• **Input**:
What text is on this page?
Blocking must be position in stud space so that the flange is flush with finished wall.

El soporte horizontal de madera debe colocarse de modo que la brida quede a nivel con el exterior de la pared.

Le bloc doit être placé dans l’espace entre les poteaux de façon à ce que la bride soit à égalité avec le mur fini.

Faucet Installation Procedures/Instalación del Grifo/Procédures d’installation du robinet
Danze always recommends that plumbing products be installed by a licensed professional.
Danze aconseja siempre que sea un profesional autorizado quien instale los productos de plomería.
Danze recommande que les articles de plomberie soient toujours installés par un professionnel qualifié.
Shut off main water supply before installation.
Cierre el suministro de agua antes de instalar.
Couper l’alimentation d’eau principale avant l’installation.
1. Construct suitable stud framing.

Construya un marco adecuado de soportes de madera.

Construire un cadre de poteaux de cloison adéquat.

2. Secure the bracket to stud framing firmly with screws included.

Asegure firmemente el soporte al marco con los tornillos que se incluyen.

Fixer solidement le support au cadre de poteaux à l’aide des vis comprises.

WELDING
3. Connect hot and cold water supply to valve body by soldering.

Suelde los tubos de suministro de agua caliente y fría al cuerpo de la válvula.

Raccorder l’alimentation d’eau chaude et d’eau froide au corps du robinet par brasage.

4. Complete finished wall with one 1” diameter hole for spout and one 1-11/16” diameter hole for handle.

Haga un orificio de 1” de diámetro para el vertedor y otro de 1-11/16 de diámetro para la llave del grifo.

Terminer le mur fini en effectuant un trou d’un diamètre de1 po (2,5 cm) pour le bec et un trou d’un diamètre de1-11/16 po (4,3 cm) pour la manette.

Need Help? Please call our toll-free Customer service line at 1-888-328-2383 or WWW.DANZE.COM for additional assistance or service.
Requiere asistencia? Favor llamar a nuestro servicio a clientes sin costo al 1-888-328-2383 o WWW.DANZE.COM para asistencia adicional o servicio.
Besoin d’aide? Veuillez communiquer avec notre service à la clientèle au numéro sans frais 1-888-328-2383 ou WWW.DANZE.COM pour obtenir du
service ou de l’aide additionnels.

--

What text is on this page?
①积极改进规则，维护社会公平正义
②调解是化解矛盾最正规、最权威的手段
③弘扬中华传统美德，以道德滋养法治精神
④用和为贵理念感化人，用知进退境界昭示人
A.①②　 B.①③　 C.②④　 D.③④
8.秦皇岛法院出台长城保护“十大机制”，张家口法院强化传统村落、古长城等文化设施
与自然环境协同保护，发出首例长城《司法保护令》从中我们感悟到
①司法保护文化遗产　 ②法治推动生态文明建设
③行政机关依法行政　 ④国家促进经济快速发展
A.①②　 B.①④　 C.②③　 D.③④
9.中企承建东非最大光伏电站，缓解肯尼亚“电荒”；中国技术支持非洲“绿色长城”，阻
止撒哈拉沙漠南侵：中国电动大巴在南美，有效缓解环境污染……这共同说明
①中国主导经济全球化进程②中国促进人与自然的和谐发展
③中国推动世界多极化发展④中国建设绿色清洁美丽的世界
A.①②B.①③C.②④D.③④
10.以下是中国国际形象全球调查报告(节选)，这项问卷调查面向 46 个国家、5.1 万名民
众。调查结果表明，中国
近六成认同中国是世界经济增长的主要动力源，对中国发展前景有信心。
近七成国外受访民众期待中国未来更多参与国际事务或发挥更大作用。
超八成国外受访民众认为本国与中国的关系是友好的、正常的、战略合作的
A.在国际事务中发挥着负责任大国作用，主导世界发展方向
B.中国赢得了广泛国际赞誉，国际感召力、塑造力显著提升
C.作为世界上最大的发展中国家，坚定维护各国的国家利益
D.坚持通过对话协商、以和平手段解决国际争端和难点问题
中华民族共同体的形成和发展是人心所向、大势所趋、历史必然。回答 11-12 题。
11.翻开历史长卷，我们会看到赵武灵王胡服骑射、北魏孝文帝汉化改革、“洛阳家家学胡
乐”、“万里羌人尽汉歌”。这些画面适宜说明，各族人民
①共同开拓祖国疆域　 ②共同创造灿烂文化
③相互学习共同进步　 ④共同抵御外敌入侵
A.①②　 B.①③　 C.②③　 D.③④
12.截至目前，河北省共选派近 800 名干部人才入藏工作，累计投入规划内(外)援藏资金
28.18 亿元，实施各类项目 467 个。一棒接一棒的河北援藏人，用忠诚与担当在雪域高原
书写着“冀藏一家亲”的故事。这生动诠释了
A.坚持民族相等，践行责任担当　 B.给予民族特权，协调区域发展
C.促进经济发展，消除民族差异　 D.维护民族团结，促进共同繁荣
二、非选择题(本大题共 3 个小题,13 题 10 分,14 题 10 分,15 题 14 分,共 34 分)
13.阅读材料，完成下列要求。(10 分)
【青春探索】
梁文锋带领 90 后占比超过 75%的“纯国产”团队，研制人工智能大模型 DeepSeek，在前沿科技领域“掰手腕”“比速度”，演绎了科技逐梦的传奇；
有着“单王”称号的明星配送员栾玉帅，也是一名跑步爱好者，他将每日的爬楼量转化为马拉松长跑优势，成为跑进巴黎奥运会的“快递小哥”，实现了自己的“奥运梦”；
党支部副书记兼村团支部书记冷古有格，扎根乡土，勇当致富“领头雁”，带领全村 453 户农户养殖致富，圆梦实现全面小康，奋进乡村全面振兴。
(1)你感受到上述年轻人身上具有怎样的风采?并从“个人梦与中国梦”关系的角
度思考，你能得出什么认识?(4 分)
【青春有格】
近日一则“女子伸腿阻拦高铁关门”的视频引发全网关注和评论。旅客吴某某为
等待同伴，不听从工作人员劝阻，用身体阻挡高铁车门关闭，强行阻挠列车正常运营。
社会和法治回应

• **What you will do**: Pull out each line holding the string "robinet".

• **The solution**:
Faucet Installation Procedures/Instalación del Grifo/Procédures d’installation du robinet
Raccorder l’alimentation d’eau chaude et d’eau froide au corps du robinet par brasage.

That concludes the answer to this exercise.